# start of Dataset excerpts

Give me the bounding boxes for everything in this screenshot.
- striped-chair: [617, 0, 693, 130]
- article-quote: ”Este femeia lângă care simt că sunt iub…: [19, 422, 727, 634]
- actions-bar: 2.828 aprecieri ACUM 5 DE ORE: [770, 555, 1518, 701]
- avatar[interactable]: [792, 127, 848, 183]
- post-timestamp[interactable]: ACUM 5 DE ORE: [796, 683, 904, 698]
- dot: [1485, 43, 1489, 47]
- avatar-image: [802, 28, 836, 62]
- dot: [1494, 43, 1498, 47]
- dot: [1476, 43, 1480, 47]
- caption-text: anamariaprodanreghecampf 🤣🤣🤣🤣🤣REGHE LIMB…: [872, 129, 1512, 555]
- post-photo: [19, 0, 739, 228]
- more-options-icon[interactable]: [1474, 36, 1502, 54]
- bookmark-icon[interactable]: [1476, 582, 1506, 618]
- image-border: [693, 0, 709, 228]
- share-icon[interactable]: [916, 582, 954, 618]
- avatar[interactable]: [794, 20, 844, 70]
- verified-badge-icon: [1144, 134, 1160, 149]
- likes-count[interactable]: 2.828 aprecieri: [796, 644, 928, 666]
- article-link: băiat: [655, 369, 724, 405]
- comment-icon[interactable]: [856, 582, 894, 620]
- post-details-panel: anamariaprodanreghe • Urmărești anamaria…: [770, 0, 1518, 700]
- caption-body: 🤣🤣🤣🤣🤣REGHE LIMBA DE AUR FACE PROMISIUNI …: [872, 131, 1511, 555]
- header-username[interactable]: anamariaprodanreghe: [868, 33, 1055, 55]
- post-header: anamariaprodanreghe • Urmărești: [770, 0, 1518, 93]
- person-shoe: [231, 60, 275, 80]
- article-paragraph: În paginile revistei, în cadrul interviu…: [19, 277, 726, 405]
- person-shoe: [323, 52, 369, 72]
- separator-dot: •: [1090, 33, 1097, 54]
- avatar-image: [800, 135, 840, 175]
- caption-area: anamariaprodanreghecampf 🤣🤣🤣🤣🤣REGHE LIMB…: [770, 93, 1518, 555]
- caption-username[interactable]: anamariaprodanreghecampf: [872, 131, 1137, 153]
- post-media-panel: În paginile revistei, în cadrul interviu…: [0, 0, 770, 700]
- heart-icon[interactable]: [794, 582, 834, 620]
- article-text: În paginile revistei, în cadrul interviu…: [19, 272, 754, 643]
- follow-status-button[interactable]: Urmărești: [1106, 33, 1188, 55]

# end of Dataset excerpts

> [Exercise prompt]: Please switch each "avatar-image" in these lines to "profile-image" and write the lines out again with nothing else changed.

> [The solution]:
Give me the bounding boxes for everything in this screenshot.
- striped-chair: [617, 0, 693, 130]
- article-quote: ”Este femeia lângă care simt că sunt iub…: [19, 422, 727, 634]
- actions-bar: 2.828 aprecieri ACUM 5 DE ORE: [770, 555, 1518, 701]
- avatar[interactable]: [792, 127, 848, 183]
- post-timestamp[interactable]: ACUM 5 DE ORE: [796, 683, 904, 698]
- dot: [1485, 43, 1489, 47]
- profile-image: [802, 28, 836, 62]
- dot: [1494, 43, 1498, 47]
- dot: [1476, 43, 1480, 47]
- caption-text: anamariaprodanreghecampf 🤣🤣🤣🤣🤣REGHE LIMB…: [872, 129, 1512, 555]
- post-photo: [19, 0, 739, 228]
- more-options-icon[interactable]: [1474, 36, 1502, 54]
- bookmark-icon[interactable]: [1476, 582, 1506, 618]
- image-border: [693, 0, 709, 228]
- share-icon[interactable]: [916, 582, 954, 618]
- avatar[interactable]: [794, 20, 844, 70]
- verified-badge-icon: [1144, 134, 1160, 149]
- likes-count[interactable]: 2.828 aprecieri: [796, 644, 928, 666]
- article-link: băiat: [655, 369, 724, 405]
- comment-icon[interactable]: [856, 582, 894, 620]
- post-details-panel: anamariaprodanreghe • Urmărești anamaria…: [770, 0, 1518, 700]
- caption-body: 🤣🤣🤣🤣🤣REGHE LIMBA DE AUR FACE PROMISIUNI …: [872, 131, 1511, 555]
- header-username[interactable]: anamariaprodanreghe: [868, 33, 1055, 55]
- post-header: anamariaprodanreghe • Urmărești: [770, 0, 1518, 93]
- person-shoe: [231, 60, 275, 80]
- article-paragraph: În paginile revistei, în cadrul interviu…: [19, 277, 726, 405]
- person-shoe: [323, 52, 369, 72]
- separator-dot: •: [1090, 33, 1097, 54]
- profile-image: [800, 135, 840, 175]
- caption-area: anamariaprodanreghecampf 🤣🤣🤣🤣🤣REGHE LIMB…: [770, 93, 1518, 555]
- caption-username[interactable]: anamariaprodanreghecampf: [872, 131, 1137, 153]
- post-media-panel: În paginile revistei, în cadrul interviu…: [0, 0, 770, 700]
- heart-icon[interactable]: [794, 582, 834, 620]
- article-text: În paginile revistei, în cadrul interviu…: [19, 272, 754, 643]
- follow-status-button[interactable]: Urmărești: [1106, 33, 1188, 55]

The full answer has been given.